### What this exercise asks:
a - Say whether each statement agrees with the study description on TAF-based maintenance treatment for HIV/HBV coinfection. For each, answer yes or no and quote the deciding words of the description. (i) The earlier open-label, single-arm study enrolled 72 HIV/HBV-coinfected patients. (ii) Seroconversion occurred in 3.3% of HBsAg-positive participants. (iii) Nationwide neonatal vaccination in Taiwan was implemented in 1986.
b - Continue the study description on TAF-based maintenance treatment for HIV/HBV coinfection, picking up after its final sentence.

### Text excerpt:
******
Elvitegravir/Cobicistat/Emtricitabine/Tenofovir Alafenamide as Maintenance Treatment for HIV/HBV-coinfection

August 25, 2019 updated by: National Taiwan University Hospital

Efficacy and Safety of Elvitegravir/Cobicistat/Emtricitabine/Tenofovir Alafenamide (Genvoya) as Maintenance Treatment of HIV-1/Hepatitis B Virus (HBV)-Coinfected Patients: an Observational Study

Tenofovir alafenamide (TAF), active against both HIV and HBV, demonstrates similar antiviral efficacy but improved renal and bone safety compared to tenofovir disoproxil fumarate (TDF) in HIV-1-infected patients. HIV-1-infected patients whose estimated glomerular filtration rate (eGFR) between 30-69 mL/min were shown to have minimal change in eGFR and improved proteinuria, albuminuria, and bone mineral density after switching to a single-tablet regimen containing Elvitegravir/Cobicistat/Emtricitabine/Tenofovir Alafenamide (EVG/cob/FTC/TAF). For treatment of chronic HBV infection, a similar proportion of HBV-monoinfected patients who received TAF and those who received TDF achieved undetectable HBV DNA at 48 weeks of therapy. Although TAF is effective for HIV and HBV suppression, data on efficacy of TAF are limited among patients co-infected with both viruses. Currently, only one open-label, single-arm study had investigated the efficacy and safety of TAF in HIV/HBV-coinfected patients. In this study, 72 HIV/HBV-coinfected patients switching to EVG/cob/FTC/TAF were enrolled, and 91.7% of them maintained or achieved virologic suppression for both HIV and HBV at 48 weeks of therapy. Seroconversion occurred in 2.9% of HBsAg-positive participants and in 3.3% of HBeAg-positive participants. Improvements in eGFR and declines in markers of bone turnover of the participants were observed. The limitations of the above study are the small sample size. Taiwan is a country hyperendemic for HBV infection, with 19.8% of HIV-positive patients who were born before the implementation of nationwide neonatal vaccination in 1986 had concurrent chronic HBV infection. To further the understanding of the difference between TAF- and TDF-containing combination antiretroviral therapy among HIV/HBV-coinfected patients, the investigators plan to conduct an observational study to evaluate the efficacy and safety of EVG/cob/FTC/TAF as maintenance treatment of HIV/HBV-coinfected patients.
******
### Study material:

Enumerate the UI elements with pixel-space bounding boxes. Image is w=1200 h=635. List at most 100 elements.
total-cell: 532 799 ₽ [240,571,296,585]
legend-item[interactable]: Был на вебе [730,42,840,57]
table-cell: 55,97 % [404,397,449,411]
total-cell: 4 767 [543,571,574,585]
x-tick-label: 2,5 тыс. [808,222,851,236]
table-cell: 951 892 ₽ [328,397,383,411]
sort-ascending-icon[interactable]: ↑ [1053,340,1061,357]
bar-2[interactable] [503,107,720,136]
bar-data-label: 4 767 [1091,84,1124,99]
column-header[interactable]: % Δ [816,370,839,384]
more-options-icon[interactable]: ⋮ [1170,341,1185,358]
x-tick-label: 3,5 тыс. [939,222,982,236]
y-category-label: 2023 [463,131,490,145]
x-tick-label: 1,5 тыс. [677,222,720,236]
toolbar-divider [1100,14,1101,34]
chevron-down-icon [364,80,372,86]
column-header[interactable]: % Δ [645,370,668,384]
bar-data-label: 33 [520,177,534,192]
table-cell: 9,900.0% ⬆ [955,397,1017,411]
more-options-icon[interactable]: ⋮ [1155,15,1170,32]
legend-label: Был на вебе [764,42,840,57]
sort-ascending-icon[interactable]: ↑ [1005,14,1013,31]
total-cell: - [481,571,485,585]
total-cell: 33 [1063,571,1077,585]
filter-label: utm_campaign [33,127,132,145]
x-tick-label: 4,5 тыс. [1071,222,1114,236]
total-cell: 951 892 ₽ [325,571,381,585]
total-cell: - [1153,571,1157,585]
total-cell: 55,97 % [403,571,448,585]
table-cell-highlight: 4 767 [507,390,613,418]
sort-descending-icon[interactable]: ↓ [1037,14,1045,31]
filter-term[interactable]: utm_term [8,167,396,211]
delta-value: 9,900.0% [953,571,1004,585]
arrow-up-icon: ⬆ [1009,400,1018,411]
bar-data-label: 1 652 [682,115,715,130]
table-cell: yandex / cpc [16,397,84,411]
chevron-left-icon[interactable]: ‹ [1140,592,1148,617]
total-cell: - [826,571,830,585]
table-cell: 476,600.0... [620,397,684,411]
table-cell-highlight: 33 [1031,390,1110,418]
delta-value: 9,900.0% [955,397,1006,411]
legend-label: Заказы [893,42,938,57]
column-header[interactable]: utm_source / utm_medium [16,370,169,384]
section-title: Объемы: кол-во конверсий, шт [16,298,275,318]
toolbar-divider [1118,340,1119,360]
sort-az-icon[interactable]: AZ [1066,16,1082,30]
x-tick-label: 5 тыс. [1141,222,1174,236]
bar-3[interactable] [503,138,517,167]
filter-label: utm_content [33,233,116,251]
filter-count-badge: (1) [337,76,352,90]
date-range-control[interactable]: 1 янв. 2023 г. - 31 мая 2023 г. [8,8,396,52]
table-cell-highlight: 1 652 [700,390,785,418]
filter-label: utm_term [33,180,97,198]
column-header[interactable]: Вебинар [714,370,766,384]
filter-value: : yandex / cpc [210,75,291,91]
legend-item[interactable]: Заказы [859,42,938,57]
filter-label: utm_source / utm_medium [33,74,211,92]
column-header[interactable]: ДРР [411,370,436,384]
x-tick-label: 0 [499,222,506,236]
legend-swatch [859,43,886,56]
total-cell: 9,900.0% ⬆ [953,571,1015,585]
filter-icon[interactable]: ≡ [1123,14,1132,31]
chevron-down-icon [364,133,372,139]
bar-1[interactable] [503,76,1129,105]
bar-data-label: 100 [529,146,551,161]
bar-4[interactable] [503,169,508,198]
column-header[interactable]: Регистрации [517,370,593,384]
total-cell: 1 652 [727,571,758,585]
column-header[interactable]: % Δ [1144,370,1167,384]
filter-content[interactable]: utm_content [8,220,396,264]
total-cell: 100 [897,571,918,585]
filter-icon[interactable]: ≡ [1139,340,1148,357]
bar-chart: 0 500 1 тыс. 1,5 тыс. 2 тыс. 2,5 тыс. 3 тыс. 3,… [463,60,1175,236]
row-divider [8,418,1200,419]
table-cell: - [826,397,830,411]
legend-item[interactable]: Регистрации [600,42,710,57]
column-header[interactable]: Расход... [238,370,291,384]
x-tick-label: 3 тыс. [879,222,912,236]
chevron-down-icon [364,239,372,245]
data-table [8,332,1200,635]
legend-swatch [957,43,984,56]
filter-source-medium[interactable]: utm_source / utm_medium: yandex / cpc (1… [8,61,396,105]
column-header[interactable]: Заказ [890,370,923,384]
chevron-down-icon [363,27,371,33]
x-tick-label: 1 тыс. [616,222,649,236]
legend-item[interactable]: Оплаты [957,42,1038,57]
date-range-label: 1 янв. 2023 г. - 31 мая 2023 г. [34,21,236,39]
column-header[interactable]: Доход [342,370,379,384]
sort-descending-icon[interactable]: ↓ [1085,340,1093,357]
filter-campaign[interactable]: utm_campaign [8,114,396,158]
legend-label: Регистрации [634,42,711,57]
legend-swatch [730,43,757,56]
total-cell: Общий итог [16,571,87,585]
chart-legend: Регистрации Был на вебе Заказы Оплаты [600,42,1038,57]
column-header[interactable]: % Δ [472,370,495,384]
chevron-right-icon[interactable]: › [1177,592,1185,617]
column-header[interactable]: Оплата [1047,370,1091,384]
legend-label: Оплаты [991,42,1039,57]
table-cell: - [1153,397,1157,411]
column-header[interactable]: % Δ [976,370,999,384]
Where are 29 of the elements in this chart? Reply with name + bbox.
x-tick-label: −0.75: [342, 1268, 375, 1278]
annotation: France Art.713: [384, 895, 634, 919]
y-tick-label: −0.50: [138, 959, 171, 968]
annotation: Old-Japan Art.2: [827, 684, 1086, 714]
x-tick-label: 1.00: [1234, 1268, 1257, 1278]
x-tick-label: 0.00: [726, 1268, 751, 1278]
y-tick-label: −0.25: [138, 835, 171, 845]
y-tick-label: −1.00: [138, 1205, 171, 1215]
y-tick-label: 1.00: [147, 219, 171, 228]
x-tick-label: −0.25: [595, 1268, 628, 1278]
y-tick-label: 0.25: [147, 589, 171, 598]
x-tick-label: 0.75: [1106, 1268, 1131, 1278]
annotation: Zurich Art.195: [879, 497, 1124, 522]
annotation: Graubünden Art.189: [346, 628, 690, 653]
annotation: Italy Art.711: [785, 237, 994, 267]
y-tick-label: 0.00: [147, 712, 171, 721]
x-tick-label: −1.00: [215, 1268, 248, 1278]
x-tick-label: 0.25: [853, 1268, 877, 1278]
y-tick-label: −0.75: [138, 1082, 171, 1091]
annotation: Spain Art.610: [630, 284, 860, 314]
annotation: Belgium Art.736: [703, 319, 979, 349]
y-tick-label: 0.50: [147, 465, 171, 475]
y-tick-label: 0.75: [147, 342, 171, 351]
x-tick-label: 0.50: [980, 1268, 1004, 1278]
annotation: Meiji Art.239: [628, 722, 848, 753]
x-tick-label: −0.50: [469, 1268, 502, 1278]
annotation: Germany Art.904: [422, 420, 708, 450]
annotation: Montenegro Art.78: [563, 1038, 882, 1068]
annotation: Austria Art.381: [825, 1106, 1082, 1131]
******
### Responses for each task:
a -
(i) Yes: "72 HIV/HBV-coinfected patients switching to EVG/cob/FTC/TAF were enrolled"
(ii) No: "Seroconversion occurred in 2.9% of HBsAg-positive participants and in 3.3% of HBeAg-positive participants"
(iii) Yes: "born before the implementation of nationwide neonatal vaccination in 1986"

b -
Study Overview

Status

Unknown

Conditions

Intervention / Treatment

Study Type

Observational

Enrollment (Actual)

275

Contacts and Locations

This section provides the contact details for those conducting the study, and information on where this study is being conducted.

Study Locations

  • Taiwan
      • Taipei, Taiwan, 100
        • National Taiwan University Hospital

Participation Criteria

Researchers look for people who fit a certain description, called eligibility criteria. Some examples of these criteria are a person's general health condition or prior treatments.

Eligibility Criteria

Ages Eligible for Study

20 years and older (Adult, Older Adult)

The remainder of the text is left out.